THE INPUT
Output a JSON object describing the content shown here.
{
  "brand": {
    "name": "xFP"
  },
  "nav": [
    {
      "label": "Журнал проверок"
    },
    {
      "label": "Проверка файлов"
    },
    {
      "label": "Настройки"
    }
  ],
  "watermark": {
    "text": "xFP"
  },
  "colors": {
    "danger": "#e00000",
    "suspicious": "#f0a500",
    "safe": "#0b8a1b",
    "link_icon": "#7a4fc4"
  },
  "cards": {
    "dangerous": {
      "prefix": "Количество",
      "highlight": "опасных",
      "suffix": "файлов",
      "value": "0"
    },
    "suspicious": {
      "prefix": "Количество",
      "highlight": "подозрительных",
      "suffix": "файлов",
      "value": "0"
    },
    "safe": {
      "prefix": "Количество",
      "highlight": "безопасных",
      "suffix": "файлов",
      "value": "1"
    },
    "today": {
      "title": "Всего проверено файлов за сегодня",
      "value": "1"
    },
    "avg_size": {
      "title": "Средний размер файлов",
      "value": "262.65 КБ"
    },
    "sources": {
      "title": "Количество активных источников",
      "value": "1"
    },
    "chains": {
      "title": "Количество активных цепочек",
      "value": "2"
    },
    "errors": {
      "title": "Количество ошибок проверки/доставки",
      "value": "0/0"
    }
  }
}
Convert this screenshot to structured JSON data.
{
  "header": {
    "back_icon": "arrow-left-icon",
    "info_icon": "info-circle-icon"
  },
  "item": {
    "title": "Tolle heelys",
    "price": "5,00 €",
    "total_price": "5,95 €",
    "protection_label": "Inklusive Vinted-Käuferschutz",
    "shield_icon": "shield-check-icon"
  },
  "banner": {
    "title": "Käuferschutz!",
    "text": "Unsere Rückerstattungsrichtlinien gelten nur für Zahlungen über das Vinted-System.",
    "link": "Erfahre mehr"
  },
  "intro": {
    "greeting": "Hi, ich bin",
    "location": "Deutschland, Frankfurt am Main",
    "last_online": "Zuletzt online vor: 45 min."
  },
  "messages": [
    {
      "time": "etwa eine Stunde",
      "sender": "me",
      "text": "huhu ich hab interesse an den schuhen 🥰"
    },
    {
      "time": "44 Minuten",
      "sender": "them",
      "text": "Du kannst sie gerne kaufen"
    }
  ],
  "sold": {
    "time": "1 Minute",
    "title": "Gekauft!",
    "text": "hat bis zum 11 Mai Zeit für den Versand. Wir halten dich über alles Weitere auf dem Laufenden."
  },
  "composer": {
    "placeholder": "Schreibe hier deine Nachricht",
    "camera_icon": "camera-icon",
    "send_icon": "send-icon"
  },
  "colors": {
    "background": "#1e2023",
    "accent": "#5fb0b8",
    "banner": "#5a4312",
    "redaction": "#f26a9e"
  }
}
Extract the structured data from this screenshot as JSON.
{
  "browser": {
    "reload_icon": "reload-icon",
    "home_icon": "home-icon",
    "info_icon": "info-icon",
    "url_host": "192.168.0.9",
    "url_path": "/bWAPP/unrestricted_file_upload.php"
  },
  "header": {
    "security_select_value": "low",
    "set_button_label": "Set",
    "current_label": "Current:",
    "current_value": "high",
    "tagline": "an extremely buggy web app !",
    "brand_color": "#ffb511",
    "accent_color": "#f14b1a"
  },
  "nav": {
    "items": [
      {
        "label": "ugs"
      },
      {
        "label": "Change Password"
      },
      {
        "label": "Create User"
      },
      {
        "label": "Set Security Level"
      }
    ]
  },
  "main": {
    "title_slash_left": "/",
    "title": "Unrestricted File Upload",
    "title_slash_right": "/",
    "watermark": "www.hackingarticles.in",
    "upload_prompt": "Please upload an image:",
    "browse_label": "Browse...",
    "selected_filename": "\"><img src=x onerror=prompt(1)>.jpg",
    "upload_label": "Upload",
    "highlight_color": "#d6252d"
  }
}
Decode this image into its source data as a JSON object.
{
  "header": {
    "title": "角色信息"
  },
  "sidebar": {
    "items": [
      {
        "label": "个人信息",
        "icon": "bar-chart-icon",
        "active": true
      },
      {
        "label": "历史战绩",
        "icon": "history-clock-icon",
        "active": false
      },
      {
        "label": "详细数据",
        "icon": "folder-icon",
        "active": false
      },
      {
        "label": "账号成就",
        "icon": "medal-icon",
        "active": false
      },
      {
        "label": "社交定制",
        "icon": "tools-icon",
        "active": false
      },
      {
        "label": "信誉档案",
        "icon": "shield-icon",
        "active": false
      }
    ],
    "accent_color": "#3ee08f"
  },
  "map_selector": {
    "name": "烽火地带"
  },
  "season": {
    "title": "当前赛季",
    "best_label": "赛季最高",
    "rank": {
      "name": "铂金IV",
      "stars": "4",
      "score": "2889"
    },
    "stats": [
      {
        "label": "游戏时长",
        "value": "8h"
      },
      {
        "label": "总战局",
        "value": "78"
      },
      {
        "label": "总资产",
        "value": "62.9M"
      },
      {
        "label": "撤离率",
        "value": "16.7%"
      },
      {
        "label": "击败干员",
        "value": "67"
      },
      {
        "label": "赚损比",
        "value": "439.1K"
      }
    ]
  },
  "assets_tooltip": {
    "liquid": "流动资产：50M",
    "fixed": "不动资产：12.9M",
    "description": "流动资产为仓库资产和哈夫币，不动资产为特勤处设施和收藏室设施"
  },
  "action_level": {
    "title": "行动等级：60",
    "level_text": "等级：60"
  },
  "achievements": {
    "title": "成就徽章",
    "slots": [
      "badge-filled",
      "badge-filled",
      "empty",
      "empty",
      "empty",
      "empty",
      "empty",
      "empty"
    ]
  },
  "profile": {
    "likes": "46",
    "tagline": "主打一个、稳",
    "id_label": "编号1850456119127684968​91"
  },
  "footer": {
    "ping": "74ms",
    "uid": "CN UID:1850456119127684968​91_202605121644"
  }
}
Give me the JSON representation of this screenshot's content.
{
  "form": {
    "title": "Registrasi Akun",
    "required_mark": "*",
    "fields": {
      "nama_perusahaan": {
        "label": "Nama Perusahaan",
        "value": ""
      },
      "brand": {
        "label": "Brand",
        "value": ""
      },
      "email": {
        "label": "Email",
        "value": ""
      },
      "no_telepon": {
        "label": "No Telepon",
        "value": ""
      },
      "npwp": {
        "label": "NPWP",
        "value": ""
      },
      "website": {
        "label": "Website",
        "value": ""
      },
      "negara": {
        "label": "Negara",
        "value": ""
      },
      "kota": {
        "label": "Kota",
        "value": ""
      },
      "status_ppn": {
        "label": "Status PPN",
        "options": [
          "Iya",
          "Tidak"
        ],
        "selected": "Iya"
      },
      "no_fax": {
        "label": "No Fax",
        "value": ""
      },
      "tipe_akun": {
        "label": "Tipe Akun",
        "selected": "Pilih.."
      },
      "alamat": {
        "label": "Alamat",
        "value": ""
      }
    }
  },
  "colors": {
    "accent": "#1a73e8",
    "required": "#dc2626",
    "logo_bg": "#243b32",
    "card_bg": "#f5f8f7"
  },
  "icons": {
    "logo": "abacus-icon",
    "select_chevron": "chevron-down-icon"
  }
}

WRITTEN PROBLEM
Looking at the records above, report how many lines contain the word "Käuferschutz". Answer with the number only.

IN RESPONSE
2